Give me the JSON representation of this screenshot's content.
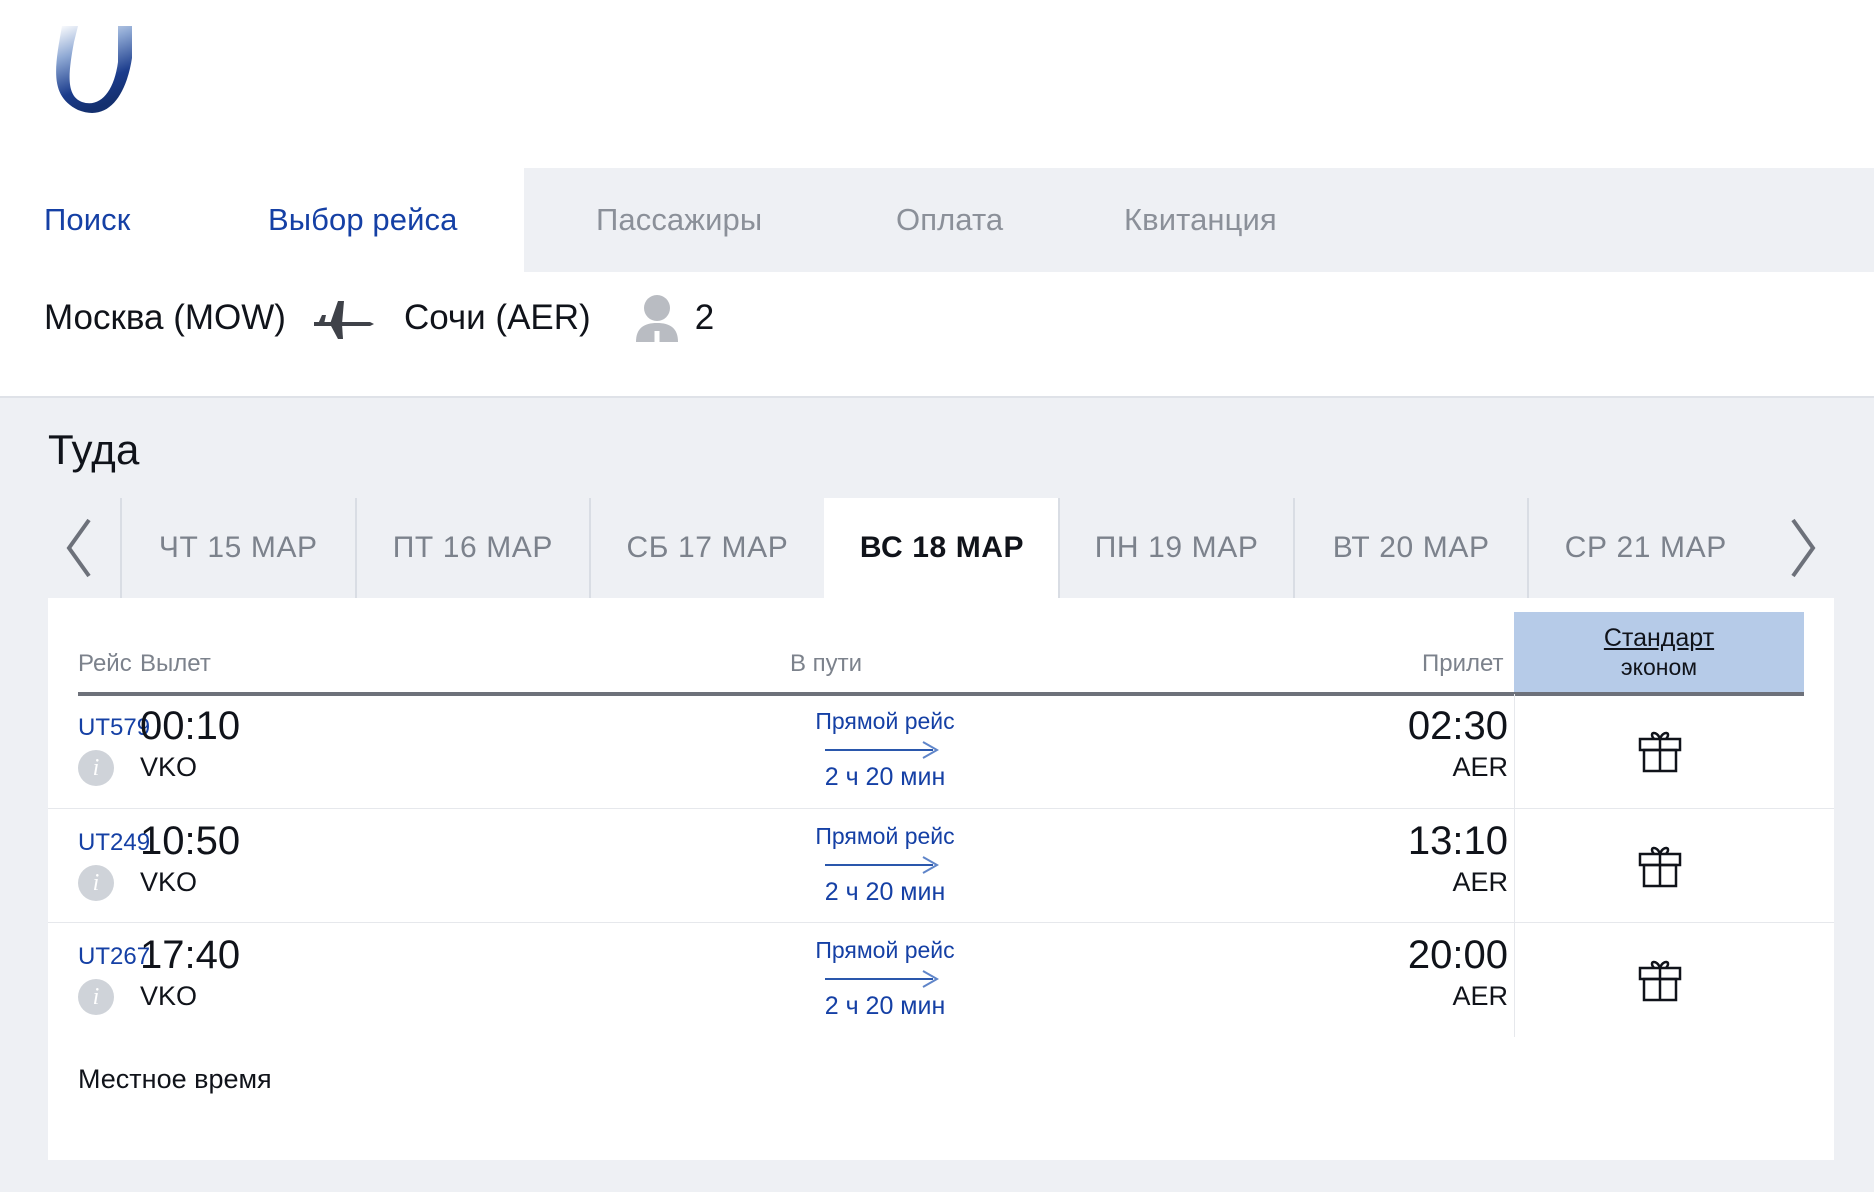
{
  "brand": {
    "logo_letter": "U",
    "logo_color": "#1b3c8c"
  },
  "nav": {
    "items": [
      {
        "label": "Поиск",
        "state": "link",
        "name": "nav-search"
      },
      {
        "label": "Выбор рейса",
        "state": "link",
        "name": "nav-flight-select"
      },
      {
        "label": "Пассажиры",
        "state": "muted",
        "name": "nav-passengers"
      },
      {
        "label": "Оплата",
        "state": "muted",
        "name": "nav-payment"
      },
      {
        "label": "Квитанция",
        "state": "muted",
        "name": "nav-receipt"
      }
    ]
  },
  "route": {
    "origin": "Москва (MOW)",
    "destination": "Сочи (AER)",
    "plane_icon": "airplane-icon",
    "passenger_icon": "passenger-icon",
    "passenger_count": "2"
  },
  "direction": {
    "heading": "Туда"
  },
  "dates": {
    "prev_icon": "chevron-left-icon",
    "next_icon": "chevron-right-icon",
    "items": [
      {
        "label": "ЧТ 15 МАР",
        "active": false
      },
      {
        "label": "ПТ 16 МАР",
        "active": false
      },
      {
        "label": "СБ 17 МАР",
        "active": false
      },
      {
        "label": "ВС 18 МАР",
        "active": true
      },
      {
        "label": "ПН 19 МАР",
        "active": false
      },
      {
        "label": "ВТ 20 МАР",
        "active": false
      },
      {
        "label": "СР 21 МАР",
        "active": false
      }
    ]
  },
  "table": {
    "headers": {
      "flight": "Рейс",
      "departure": "Вылет",
      "duration": "В пути",
      "arrival": "Прилет"
    },
    "fare_column": {
      "title": "Стандарт",
      "subtitle": "эконом",
      "highlight_color": "#b6cbe8"
    },
    "rows": [
      {
        "flight_no": "UT579",
        "info_icon": "info-icon",
        "info_label": "i",
        "dep_time": "00:10",
        "dep_code": "VKO",
        "dur_top": "Прямой рейс",
        "dur_arrow_icon": "arrow-right-icon",
        "dur_bottom": "2 ч 20 мин",
        "arr_time": "02:30",
        "arr_code": "AER",
        "fare_icon": "gift-icon"
      },
      {
        "flight_no": "UT249",
        "info_icon": "info-icon",
        "info_label": "i",
        "dep_time": "10:50",
        "dep_code": "VKO",
        "dur_top": "Прямой рейс",
        "dur_arrow_icon": "arrow-right-icon",
        "dur_bottom": "2 ч 20 мин",
        "arr_time": "13:10",
        "arr_code": "AER",
        "fare_icon": "gift-icon"
      },
      {
        "flight_no": "UT267",
        "info_icon": "info-icon",
        "info_label": "i",
        "dep_time": "17:40",
        "dep_code": "VKO",
        "dur_top": "Прямой рейс",
        "dur_arrow_icon": "arrow-right-icon",
        "dur_bottom": "2 ч 20 мин",
        "arr_time": "20:00",
        "arr_code": "AER",
        "fare_icon": "gift-icon"
      }
    ],
    "footnote": "Местное время"
  },
  "colors": {
    "link": "#1540a5",
    "muted": "#8b9099",
    "panel": "#eef0f4",
    "text": "#10131a"
  }
}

The task: Reproduce every record above exactly, omitting the pictures.

Answer for this exercise:
Give me the JSON representation of this screenshot's content.
{
  "brand": {
    "logo_letter": "U",
    "logo_color": "#1b3c8c"
  },
  "nav": {
    "items": [
      {
        "label": "Поиск",
        "state": "link",
        "name": "nav-search"
      },
      {
        "label": "Выбор рейса",
        "state": "link",
        "name": "nav-flight-select"
      },
      {
        "label": "Пассажиры",
        "state": "muted",
        "name": "nav-passengers"
      },
      {
        "label": "Оплата",
        "state": "muted",
        "name": "nav-payment"
      },
      {
        "label": "Квитанция",
        "state": "muted",
        "name": "nav-receipt"
      }
    ]
  },
  "route": {
    "origin": "Москва (MOW)",
    "destination": "Сочи (AER)",
    "plane_icon": "airplane-icon",
    "passenger_icon": "passenger-icon",
    "passenger_count": "2"
  },
  "direction": {
    "heading": "Туда"
  },
  "dates": {
    "prev_icon": "chevron-left-icon",
    "next_icon": "chevron-right-icon",
    "items": [
      {
        "label": "ЧТ 15 МАР",
        "active": false
      },
      {
        "label": "ПТ 16 МАР",
        "active": false
      },
      {
        "label": "СБ 17 МАР",
        "active": false
      },
      {
        "label": "ВС 18 МАР",
        "active": true
      },
      {
        "label": "ПН 19 МАР",
        "active": false
      },
      {
        "label": "ВТ 20 МАР",
        "active": false
      },
      {
        "label": "СР 21 МАР",
        "active": false
      }
    ]
  },
  "table": {
    "headers": {
      "flight": "Рейс",
      "departure": "Вылет",
      "duration": "В пути",
      "arrival": "Прилет"
    },
    "fare_column": {
      "title": "Стандарт",
      "subtitle": "эконом",
      "highlight_color": "#b6cbe8"
    },
    "rows": [
      {
        "flight_no": "UT579",
        "info_icon": "info-icon",
        "info_label": "i",
        "dep_time": "00:10",
        "dep_code": "VKO",
        "dur_top": "Прямой рейс",
        "dur_arrow_icon": "arrow-right-icon",
        "dur_bottom": "2 ч 20 мин",
        "arr_time": "02:30",
        "arr_code": "AER",
        "fare_icon": "gift-icon"
      },
      {
        "flight_no": "UT249",
        "info_icon": "info-icon",
        "info_label": "i",
        "dep_time": "10:50",
        "dep_code": "VKO",
        "dur_top": "Прямой рейс",
        "dur_arrow_icon": "arrow-right-icon",
        "dur_bottom": "2 ч 20 мин",
        "arr_time": "13:10",
        "arr_code": "AER",
        "fare_icon": "gift-icon"
      },
      {
        "flight_no": "UT267",
        "info_icon": "info-icon",
        "info_label": "i",
        "dep_time": "17:40",
        "dep_code": "VKO",
        "dur_top": "Прямой рейс",
        "dur_arrow_icon": "arrow-right-icon",
        "dur_bottom": "2 ч 20 мин",
        "arr_time": "20:00",
        "arr_code": "AER",
        "fare_icon": "gift-icon"
      }
    ],
    "footnote": "Местное время"
  },
  "colors": {
    "link": "#1540a5",
    "muted": "#8b9099",
    "panel": "#eef0f4",
    "text": "#10131a"
  }
}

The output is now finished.